▶ _WHAT YOU WILL DO_: Output the records exactly as they appear, with no pictures included.

▶ _TASK INPUT_:
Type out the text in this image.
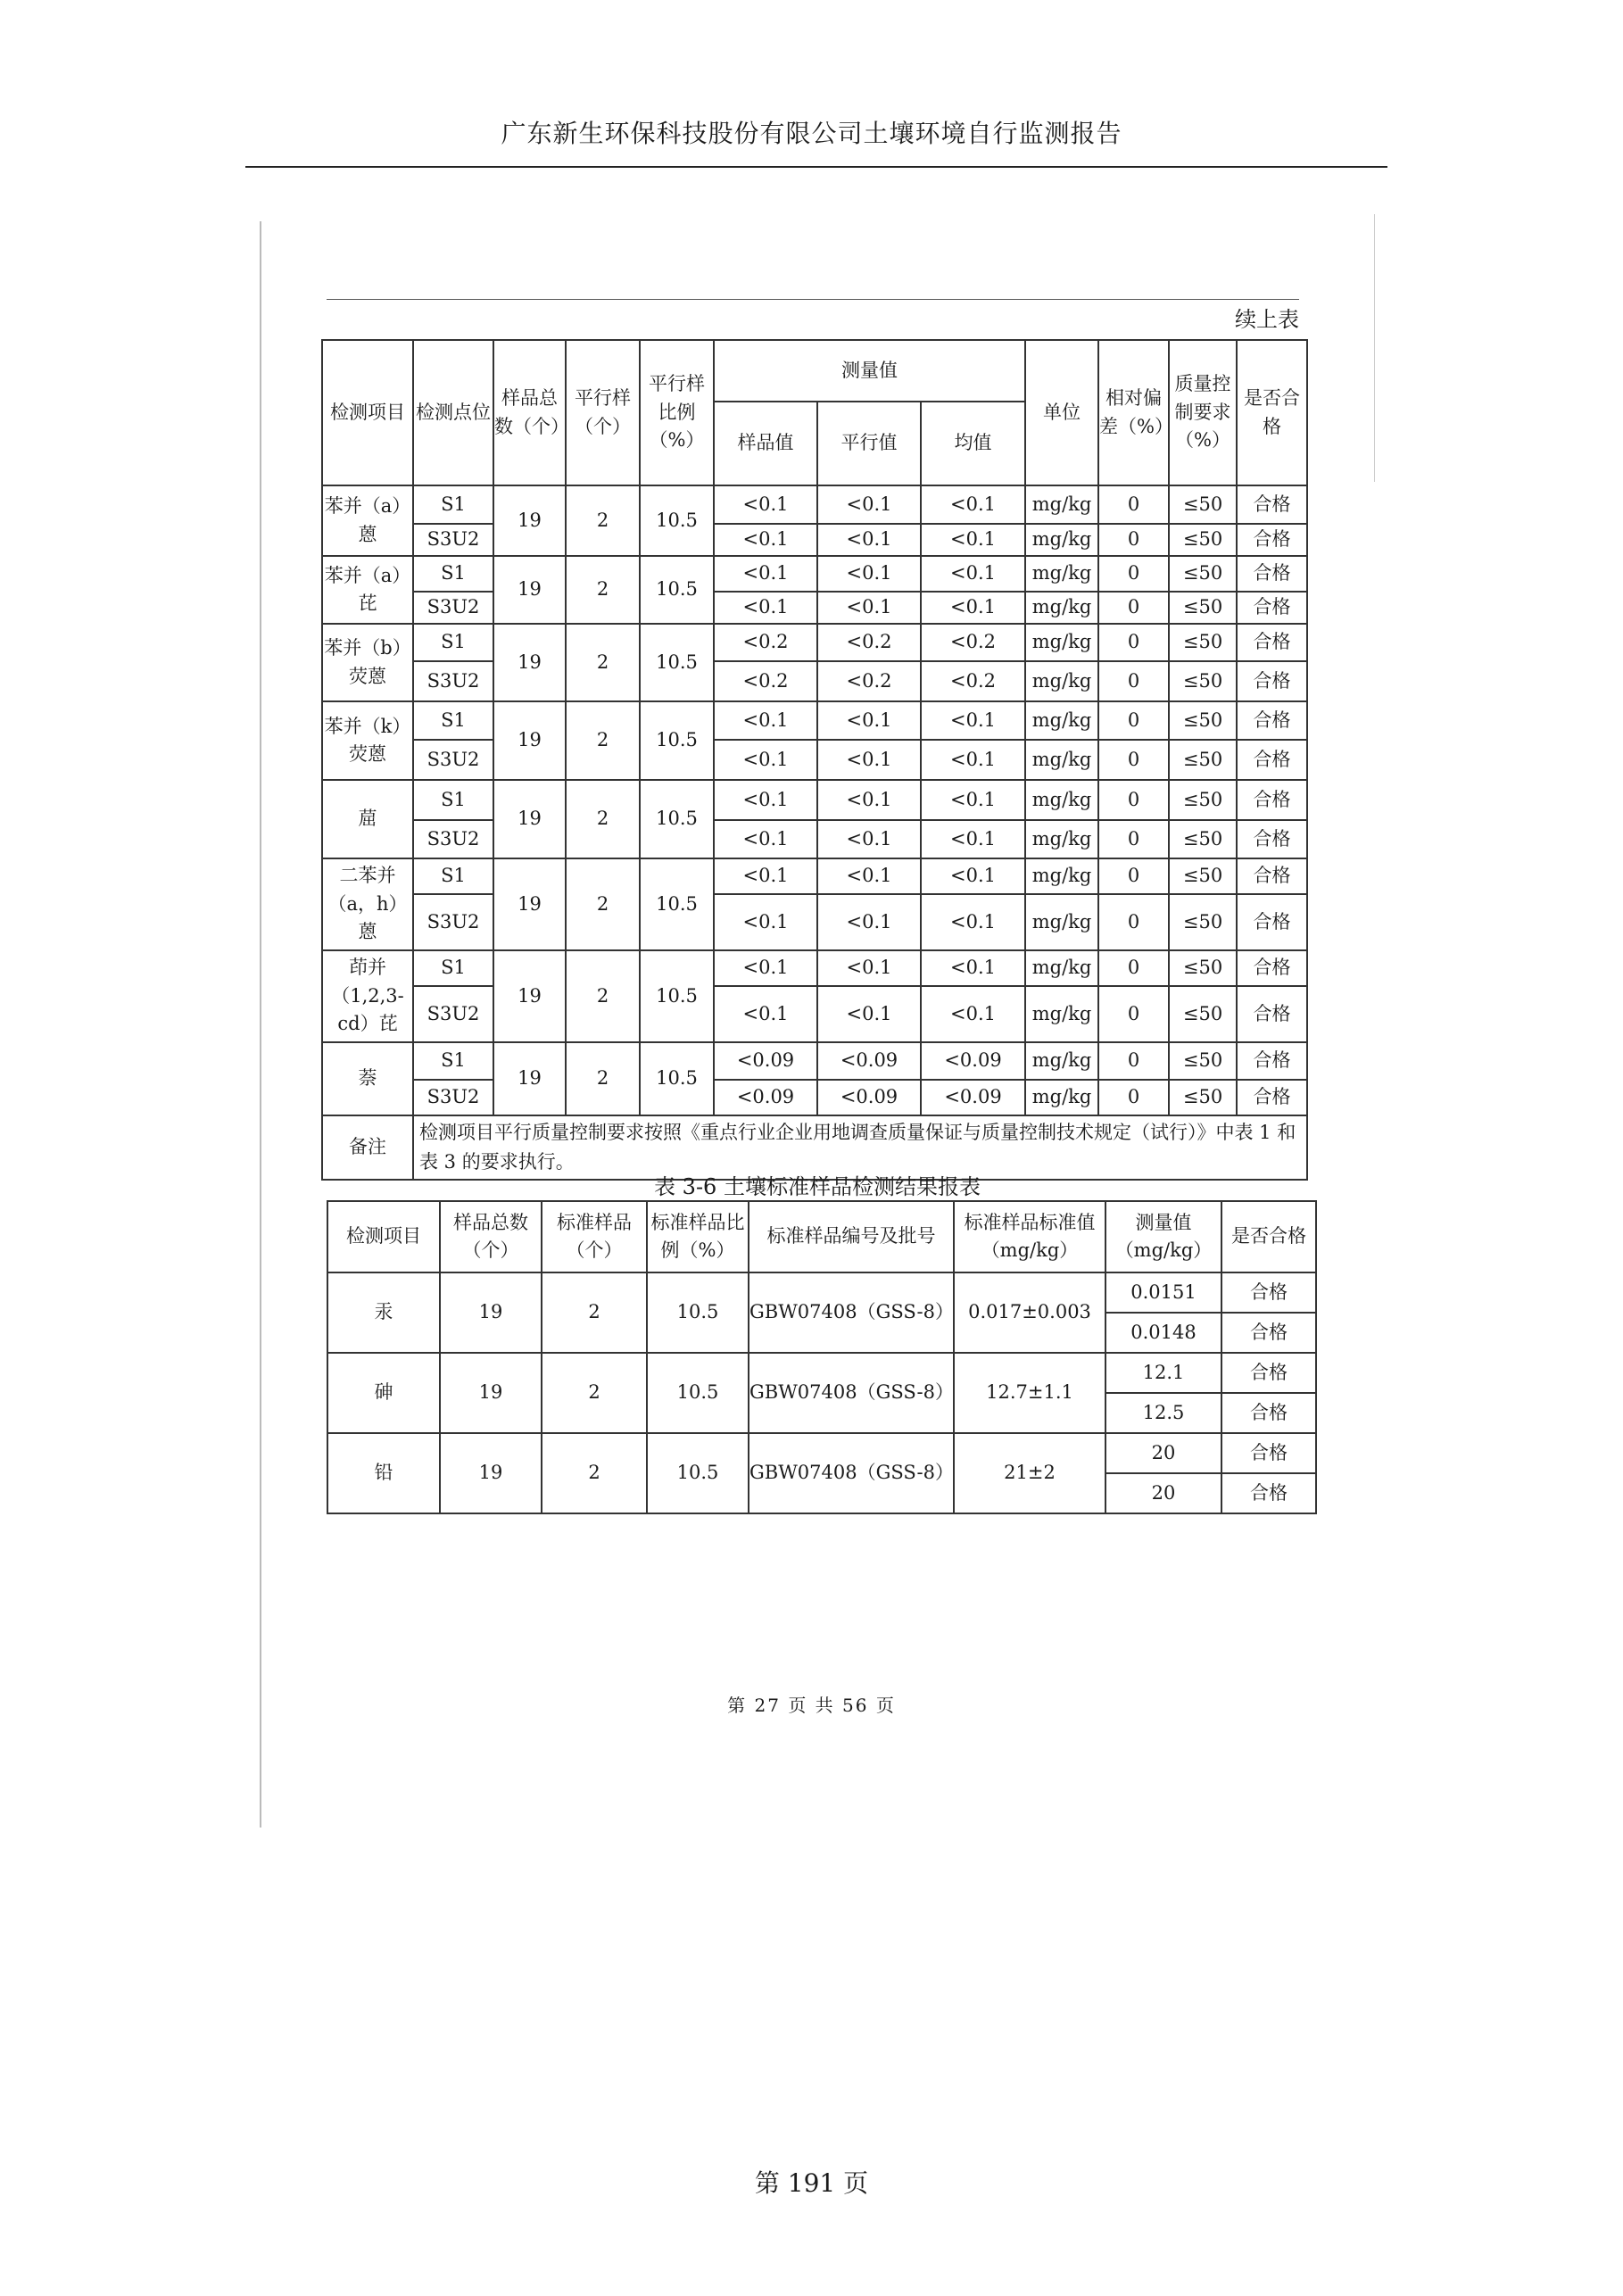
广东新生环保科技股份有限公司土壤环境自行监测报告
续上表
检测项目	检测点位	样品总数（个）	平行样（个）	平行样比例（%）	测量值			单位	相对偏差（%）	质量控制要求（%）	是否合格
					样品值	平行值	均值				
苯并（a）蒽	S1	19	2	10.5	<0.1	<0.1	<0.1	mg/kg	0	≤50	合格
	S3U2				<0.1	<0.1	<0.1	mg/kg	0	≤50	合格
苯并（a）芘	S1	19	2	10.5	<0.1	<0.1	<0.1	mg/kg	0	≤50	合格
	S3U2				<0.1	<0.1	<0.1	mg/kg	0	≤50	合格
苯并（b）荧蒽	S1	19	2	10.5	<0.2	<0.2	<0.2	mg/kg	0	≤50	合格
	S3U2				<0.2	<0.2	<0.2	mg/kg	0	≤50	合格
苯并（k）荧蒽	S1	19	2	10.5	<0.1	<0.1	<0.1	mg/kg	0	≤50	合格
	S3U2				<0.1	<0.1	<0.1	mg/kg	0	≤50	合格
䓛	S1	19	2	10.5	<0.1	<0.1	<0.1	mg/kg	0	≤50	合格
	S3U2				<0.1	<0.1	<0.1	mg/kg	0	≤50	合格
二苯并（a，h）蒽	S1	19	2	10.5	<0.1	<0.1	<0.1	mg/kg	0	≤50	合格
	S3U2				<0.1	<0.1	<0.1	mg/kg	0	≤50	合格
茚并（1,2,3-cd）芘	S1	19	2	10.5	<0.1	<0.1	<0.1	mg/kg	0	≤50	合格
	S3U2				<0.1	<0.1	<0.1	mg/kg	0	≤50	合格
萘	S1	19	2	10.5	<0.09	<0.09	<0.09	mg/kg	0	≤50	合格
	S3U2				<0.09	<0.09	<0.09	mg/kg	0	≤50	合格
备注	检测项目平行质量控制要求按照《重点行业企业用地调查质量保证与质量控制技术规定（试行）》中表 1 和表 3 的要求执行。										
表 3-6 土壤标准样品检测结果报表
检测项目	样品总数（个）	标准样品（个）	标准样品比例（%）	标准样品编号及批号	标准样品标准值（mg/kg）	测量值（mg/kg）	是否合格
汞	19	2	10.5	GBW07408（GSS-8）	0.017±0.003	0.0151	合格
						0.0148	合格
砷	19	2	10.5	GBW07408（GSS-8）	12.7±1.1	12.1	合格
						12.5	合格
铅	19	2	10.5	GBW07408（GSS-8）	21±2	20	合格
						20	合格
第 27 页 共 56 页
第 191 页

▶ _ANSWER TO THIS TASK_:
Type out the text in this image.
广东新生环保科技股份有限公司土壤环境自行监测报告
续上表
检测项目	检测点位	样品总数（个）	平行样（个）	平行样比例（%）	测量值			单位	相对偏差（%）	质量控制要求（%）	是否合格
					样品值	平行值	均值				
苯并（a）蒽	S1	19	2	10.5	<0.1	<0.1	<0.1	mg/kg	0	≤50	合格
	S3U2				<0.1	<0.1	<0.1	mg/kg	0	≤50	合格
苯并（a）芘	S1	19	2	10.5	<0.1	<0.1	<0.1	mg/kg	0	≤50	合格
	S3U2				<0.1	<0.1	<0.1	mg/kg	0	≤50	合格
苯并（b）荧蒽	S1	19	2	10.5	<0.2	<0.2	<0.2	mg/kg	0	≤50	合格
	S3U2				<0.2	<0.2	<0.2	mg/kg	0	≤50	合格
苯并（k）荧蒽	S1	19	2	10.5	<0.1	<0.1	<0.1	mg/kg	0	≤50	合格
	S3U2				<0.1	<0.1	<0.1	mg/kg	0	≤50	合格
䓛	S1	19	2	10.5	<0.1	<0.1	<0.1	mg/kg	0	≤50	合格
	S3U2				<0.1	<0.1	<0.1	mg/kg	0	≤50	合格
二苯并（a，h）蒽	S1	19	2	10.5	<0.1	<0.1	<0.1	mg/kg	0	≤50	合格
	S3U2				<0.1	<0.1	<0.1	mg/kg	0	≤50	合格
茚并（1,2,3-cd）芘	S1	19	2	10.5	<0.1	<0.1	<0.1	mg/kg	0	≤50	合格
	S3U2				<0.1	<0.1	<0.1	mg/kg	0	≤50	合格
萘	S1	19	2	10.5	<0.09	<0.09	<0.09	mg/kg	0	≤50	合格
	S3U2				<0.09	<0.09	<0.09	mg/kg	0	≤50	合格
备注	检测项目平行质量控制要求按照《重点行业企业用地调查质量保证与质量控制技术规定（试行）》中表 1 和表 3 的要求执行。										
表 3-6 土壤标准样品检测结果报表
检测项目	样品总数（个）	标准样品（个）	标准样品比例（%）	标准样品编号及批号	标准样品标准值（mg/kg）	测量值（mg/kg）	是否合格
汞	19	2	10.5	GBW07408（GSS-8）	0.017±0.003	0.0151	合格
						0.0148	合格
砷	19	2	10.5	GBW07408（GSS-8）	12.7±1.1	12.1	合格
						12.5	合格
铅	19	2	10.5	GBW07408（GSS-8）	21±2	20	合格
						20	合格
第 27 页 共 56 页
第 191 页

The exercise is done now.